- EXERCISE AIM: Sort through the entries below and pull out lines containing the word "title".

- DATA SHOWN:
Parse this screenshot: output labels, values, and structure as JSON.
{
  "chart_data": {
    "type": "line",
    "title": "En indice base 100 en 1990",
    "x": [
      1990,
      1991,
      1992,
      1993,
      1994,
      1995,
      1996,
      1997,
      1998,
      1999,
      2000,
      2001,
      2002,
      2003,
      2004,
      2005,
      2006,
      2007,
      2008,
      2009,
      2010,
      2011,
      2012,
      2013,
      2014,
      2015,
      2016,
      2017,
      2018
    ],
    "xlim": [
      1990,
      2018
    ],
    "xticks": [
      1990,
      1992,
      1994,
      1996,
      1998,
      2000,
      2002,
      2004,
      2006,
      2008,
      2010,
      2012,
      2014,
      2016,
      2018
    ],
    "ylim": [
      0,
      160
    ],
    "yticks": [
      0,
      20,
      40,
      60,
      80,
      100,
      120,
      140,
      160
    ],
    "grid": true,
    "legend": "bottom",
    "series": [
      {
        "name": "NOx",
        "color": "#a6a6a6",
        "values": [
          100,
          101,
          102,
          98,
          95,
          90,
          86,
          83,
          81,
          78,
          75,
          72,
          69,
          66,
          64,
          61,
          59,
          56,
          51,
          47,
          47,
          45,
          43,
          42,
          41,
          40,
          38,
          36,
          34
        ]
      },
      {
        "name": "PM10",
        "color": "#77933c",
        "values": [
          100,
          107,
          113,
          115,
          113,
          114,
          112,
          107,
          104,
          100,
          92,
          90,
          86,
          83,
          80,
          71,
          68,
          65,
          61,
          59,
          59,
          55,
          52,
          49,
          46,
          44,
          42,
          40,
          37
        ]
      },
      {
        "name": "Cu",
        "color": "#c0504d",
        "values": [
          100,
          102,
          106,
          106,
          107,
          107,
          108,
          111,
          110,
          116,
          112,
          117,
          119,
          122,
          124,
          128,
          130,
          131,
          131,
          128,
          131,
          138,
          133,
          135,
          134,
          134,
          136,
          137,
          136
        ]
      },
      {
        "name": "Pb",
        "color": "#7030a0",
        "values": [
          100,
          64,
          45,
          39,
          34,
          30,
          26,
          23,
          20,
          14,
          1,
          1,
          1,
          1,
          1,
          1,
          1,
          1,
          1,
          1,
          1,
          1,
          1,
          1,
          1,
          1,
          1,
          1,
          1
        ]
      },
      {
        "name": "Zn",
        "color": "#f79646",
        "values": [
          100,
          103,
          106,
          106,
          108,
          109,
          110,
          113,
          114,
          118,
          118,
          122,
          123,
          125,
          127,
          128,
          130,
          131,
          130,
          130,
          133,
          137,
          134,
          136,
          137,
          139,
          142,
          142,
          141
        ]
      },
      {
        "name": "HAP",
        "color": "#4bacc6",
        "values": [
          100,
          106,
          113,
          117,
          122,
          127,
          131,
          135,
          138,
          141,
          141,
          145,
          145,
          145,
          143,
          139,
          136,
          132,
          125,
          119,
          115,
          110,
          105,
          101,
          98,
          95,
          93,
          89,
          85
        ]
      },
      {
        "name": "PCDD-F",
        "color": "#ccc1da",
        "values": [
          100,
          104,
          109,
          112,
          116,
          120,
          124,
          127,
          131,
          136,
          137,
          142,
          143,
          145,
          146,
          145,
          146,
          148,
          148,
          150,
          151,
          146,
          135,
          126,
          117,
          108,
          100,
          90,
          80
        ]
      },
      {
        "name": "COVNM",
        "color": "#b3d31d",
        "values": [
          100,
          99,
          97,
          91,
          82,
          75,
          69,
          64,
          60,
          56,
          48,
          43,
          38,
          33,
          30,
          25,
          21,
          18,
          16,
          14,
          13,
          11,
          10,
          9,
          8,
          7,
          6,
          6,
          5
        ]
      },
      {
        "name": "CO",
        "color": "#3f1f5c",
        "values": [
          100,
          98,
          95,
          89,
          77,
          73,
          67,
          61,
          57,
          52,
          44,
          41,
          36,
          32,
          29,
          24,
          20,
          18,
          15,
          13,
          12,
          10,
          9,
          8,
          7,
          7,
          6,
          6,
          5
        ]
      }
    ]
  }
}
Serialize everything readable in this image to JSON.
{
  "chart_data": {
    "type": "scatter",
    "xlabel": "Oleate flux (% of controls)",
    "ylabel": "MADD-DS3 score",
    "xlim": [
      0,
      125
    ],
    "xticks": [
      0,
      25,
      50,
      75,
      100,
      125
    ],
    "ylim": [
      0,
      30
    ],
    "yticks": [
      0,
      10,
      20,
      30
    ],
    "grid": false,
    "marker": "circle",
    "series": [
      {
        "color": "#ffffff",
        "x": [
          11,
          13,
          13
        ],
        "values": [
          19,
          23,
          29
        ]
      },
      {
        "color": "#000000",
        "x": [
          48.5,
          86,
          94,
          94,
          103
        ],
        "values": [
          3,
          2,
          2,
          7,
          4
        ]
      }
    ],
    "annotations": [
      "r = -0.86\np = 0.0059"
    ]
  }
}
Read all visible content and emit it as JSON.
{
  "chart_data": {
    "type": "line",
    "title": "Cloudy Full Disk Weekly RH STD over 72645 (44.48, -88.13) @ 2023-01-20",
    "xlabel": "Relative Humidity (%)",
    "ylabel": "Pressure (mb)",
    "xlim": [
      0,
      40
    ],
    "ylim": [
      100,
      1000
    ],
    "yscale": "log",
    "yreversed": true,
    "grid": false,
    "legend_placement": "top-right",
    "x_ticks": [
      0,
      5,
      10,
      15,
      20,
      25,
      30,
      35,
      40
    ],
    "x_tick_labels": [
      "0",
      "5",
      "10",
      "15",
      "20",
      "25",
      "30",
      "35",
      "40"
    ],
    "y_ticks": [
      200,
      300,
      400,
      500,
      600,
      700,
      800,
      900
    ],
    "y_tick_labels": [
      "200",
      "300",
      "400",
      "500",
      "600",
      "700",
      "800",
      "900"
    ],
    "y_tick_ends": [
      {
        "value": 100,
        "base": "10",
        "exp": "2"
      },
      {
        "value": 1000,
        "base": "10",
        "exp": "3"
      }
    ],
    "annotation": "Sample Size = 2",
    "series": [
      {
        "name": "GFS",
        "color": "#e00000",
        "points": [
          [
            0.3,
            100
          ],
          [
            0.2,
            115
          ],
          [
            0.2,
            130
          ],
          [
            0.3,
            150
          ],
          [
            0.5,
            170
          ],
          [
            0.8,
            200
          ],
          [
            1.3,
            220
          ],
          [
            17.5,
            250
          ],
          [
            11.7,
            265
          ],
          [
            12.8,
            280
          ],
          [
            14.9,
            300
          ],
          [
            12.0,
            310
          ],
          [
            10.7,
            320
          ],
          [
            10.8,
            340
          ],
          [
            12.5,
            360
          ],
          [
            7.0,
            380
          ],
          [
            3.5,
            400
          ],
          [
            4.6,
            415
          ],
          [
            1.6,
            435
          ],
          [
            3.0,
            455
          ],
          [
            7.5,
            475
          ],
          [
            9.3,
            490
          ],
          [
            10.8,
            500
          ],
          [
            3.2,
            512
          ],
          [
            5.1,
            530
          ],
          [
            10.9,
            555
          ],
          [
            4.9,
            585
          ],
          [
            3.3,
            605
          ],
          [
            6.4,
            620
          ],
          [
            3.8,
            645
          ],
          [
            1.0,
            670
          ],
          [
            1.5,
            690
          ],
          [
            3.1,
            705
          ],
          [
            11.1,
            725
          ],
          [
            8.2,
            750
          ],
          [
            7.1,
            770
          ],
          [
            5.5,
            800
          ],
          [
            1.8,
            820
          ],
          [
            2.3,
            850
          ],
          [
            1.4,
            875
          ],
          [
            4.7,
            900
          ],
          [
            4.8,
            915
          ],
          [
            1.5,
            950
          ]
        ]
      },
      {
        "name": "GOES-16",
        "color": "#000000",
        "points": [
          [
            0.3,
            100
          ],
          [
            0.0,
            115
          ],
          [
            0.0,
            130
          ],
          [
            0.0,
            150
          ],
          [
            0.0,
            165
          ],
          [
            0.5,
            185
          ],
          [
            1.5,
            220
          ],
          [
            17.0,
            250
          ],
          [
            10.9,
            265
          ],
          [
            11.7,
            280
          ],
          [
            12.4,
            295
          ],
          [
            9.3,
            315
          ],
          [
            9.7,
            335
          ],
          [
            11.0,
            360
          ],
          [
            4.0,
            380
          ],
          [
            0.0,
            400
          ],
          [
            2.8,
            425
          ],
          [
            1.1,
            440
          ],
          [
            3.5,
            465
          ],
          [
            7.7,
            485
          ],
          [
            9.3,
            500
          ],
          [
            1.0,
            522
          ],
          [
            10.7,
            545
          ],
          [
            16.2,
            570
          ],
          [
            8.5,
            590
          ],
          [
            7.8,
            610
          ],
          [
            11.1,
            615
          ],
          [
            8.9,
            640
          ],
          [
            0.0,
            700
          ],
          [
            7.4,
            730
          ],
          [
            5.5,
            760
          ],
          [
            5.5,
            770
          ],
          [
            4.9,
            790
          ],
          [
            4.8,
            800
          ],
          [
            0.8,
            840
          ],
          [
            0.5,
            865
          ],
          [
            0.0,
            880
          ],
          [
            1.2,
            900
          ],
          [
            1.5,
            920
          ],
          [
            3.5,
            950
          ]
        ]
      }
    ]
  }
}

- FINISHED ANSWER:
    "title": "En indice base 100 en 1990",
    "title": "Cloudy Full Disk Weekly RH STD over 72645 (44.48, -88.13) @ 2023-01-20",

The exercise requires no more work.